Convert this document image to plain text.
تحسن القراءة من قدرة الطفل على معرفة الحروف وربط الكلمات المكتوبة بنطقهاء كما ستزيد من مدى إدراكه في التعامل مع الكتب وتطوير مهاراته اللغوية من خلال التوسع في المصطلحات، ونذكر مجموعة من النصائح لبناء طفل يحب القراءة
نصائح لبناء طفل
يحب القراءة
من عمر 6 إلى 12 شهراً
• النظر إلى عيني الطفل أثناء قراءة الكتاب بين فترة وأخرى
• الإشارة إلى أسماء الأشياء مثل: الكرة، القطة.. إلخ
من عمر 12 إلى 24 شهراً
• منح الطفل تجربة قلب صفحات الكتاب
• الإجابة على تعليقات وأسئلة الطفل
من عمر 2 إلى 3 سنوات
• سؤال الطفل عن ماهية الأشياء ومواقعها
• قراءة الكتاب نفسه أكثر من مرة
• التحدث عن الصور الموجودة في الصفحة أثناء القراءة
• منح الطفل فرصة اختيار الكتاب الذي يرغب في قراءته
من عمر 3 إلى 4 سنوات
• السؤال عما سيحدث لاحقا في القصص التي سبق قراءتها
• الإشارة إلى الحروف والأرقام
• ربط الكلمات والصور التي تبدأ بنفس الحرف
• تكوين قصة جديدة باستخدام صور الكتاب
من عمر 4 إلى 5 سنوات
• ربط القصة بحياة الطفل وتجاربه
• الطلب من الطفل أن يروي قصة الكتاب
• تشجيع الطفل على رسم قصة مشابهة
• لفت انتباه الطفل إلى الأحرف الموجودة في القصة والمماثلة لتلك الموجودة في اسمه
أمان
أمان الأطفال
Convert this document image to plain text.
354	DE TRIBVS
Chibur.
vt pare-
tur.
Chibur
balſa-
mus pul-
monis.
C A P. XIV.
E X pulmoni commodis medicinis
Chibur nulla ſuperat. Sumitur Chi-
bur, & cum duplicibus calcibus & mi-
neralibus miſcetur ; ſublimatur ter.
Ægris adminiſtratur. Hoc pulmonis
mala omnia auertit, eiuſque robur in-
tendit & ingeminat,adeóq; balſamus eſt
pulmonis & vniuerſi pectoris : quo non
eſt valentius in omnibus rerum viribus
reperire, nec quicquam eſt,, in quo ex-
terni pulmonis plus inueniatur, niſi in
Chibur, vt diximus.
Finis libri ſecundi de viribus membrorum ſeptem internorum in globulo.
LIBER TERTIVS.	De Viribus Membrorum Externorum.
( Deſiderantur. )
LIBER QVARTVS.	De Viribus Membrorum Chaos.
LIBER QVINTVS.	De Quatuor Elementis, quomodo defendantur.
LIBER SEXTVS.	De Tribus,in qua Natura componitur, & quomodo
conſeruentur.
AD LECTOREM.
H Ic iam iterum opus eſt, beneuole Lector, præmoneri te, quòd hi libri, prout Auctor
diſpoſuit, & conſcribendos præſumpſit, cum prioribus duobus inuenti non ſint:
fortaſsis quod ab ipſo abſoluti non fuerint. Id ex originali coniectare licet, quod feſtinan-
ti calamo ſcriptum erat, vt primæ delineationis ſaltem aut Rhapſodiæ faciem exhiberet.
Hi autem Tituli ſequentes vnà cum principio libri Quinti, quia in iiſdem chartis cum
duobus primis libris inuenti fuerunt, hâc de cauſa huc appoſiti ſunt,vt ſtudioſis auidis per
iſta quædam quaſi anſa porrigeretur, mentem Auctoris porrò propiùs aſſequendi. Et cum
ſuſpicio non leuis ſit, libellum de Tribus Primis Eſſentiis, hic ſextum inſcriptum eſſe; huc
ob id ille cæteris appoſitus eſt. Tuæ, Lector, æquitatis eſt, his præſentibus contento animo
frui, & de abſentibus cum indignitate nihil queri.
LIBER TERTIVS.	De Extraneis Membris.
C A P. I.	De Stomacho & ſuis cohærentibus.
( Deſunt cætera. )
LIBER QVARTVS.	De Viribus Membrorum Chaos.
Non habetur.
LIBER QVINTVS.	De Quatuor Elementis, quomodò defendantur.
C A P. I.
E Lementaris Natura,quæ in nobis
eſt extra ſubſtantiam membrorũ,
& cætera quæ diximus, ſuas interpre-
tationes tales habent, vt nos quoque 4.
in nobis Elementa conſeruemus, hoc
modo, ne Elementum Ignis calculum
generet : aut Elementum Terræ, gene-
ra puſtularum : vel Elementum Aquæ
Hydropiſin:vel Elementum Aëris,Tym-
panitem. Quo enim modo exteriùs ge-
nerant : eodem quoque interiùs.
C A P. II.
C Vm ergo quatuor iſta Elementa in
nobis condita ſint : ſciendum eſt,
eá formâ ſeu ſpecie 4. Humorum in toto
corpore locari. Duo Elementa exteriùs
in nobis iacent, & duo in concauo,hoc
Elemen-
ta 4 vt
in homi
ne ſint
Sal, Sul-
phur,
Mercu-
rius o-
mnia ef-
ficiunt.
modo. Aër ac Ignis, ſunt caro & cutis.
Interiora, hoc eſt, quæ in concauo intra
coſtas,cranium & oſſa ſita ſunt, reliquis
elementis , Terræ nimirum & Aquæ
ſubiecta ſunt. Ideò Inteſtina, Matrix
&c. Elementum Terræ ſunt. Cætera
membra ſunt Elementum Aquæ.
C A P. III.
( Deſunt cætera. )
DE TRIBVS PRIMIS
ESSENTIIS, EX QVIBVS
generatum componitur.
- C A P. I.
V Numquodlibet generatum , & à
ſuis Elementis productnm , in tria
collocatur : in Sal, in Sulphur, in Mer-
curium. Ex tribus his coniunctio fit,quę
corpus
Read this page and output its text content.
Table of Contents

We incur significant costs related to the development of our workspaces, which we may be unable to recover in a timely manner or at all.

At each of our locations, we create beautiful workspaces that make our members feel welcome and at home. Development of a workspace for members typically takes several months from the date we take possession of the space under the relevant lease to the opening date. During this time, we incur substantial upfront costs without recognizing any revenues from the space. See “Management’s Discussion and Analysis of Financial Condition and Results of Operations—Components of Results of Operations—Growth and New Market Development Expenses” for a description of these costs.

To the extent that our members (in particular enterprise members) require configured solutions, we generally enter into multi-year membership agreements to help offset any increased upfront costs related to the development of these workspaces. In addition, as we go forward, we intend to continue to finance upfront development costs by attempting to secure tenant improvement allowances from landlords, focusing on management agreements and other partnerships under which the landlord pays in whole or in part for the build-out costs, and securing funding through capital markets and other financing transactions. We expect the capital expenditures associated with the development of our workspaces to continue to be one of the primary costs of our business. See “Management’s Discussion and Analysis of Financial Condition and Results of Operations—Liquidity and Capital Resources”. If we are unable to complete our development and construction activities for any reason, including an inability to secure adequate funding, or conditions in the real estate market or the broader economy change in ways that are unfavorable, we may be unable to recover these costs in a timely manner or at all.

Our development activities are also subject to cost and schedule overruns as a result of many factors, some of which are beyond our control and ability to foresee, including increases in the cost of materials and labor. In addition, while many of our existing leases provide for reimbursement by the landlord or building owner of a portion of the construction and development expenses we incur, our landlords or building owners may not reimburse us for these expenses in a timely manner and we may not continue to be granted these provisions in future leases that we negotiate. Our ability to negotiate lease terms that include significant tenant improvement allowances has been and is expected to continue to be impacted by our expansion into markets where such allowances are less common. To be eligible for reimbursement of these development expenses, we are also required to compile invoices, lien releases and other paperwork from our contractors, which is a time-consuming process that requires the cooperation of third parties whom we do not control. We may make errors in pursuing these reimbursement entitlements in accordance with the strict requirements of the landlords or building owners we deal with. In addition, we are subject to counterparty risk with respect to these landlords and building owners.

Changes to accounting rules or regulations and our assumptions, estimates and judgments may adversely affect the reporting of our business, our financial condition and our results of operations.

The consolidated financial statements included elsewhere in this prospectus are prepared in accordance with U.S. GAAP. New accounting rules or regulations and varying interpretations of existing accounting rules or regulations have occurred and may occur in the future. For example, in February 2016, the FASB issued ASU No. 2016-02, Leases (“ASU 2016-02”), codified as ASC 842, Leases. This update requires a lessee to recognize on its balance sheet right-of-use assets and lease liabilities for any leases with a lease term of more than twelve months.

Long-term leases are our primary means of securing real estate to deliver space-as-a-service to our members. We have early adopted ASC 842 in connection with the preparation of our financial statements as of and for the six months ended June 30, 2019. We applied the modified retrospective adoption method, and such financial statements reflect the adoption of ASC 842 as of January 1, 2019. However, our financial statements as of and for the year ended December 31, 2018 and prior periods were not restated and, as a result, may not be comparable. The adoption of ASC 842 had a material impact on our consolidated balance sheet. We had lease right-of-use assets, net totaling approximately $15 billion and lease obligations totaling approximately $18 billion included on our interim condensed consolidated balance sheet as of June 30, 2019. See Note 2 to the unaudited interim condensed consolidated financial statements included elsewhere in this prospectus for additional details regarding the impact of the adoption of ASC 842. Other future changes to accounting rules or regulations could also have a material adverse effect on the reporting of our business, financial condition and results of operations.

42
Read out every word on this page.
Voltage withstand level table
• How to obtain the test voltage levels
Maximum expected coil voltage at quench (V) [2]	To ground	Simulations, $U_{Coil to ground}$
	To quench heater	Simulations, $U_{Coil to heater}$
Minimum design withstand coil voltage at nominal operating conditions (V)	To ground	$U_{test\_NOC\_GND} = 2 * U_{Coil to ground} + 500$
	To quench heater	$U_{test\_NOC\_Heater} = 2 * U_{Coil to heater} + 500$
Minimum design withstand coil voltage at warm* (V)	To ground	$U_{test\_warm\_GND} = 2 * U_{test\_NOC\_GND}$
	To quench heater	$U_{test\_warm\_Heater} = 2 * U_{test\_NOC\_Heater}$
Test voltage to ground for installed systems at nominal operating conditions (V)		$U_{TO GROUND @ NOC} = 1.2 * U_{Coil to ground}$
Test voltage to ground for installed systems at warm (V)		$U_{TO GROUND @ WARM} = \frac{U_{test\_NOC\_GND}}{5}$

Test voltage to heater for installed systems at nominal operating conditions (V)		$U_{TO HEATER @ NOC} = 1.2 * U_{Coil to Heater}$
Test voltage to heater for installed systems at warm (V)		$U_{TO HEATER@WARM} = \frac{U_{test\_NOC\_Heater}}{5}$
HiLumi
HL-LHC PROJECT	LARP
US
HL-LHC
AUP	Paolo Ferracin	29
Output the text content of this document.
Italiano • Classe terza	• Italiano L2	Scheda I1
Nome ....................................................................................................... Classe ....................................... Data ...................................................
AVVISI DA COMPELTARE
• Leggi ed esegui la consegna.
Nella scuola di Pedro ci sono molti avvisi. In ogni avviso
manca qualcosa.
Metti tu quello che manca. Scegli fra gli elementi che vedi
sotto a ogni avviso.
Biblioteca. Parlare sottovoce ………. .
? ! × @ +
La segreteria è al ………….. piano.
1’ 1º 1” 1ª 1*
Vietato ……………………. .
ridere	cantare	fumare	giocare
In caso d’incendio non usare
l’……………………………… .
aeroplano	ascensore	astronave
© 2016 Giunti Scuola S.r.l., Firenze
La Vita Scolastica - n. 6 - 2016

::::::::

- PROBLEM TO SOLVE -
Everything from the line with "Output the text content of this document." to the end of the listing above needs to be duplicated exactly, both end lines included, with nothing more.

- FULL OUTPUT -
Output the text content of this document.
Italiano • Classe terza	• Italiano L2	Scheda I1
Nome ....................................................................................................... Classe ....................................... Data ...................................................
AVVISI DA COMPELTARE
• Leggi ed esegui la consegna.
Nella scuola di Pedro ci sono molti avvisi. In ogni avviso
manca qualcosa.
Metti tu quello che manca. Scegli fra gli elementi che vedi
sotto a ogni avviso.
Biblioteca. Parlare sottovoce ………. .
? ! × @ +
La segreteria è al ………….. piano.
1’ 1º 1” 1ª 1*
Vietato ……………………. .
ridere	cantare	fumare	giocare
In caso d’incendio non usare
l’……………………………… .
aeroplano	ascensore	astronave
© 2016 Giunti Scuola S.r.l., Firenze
La Vita Scolastica - n. 6 - 2016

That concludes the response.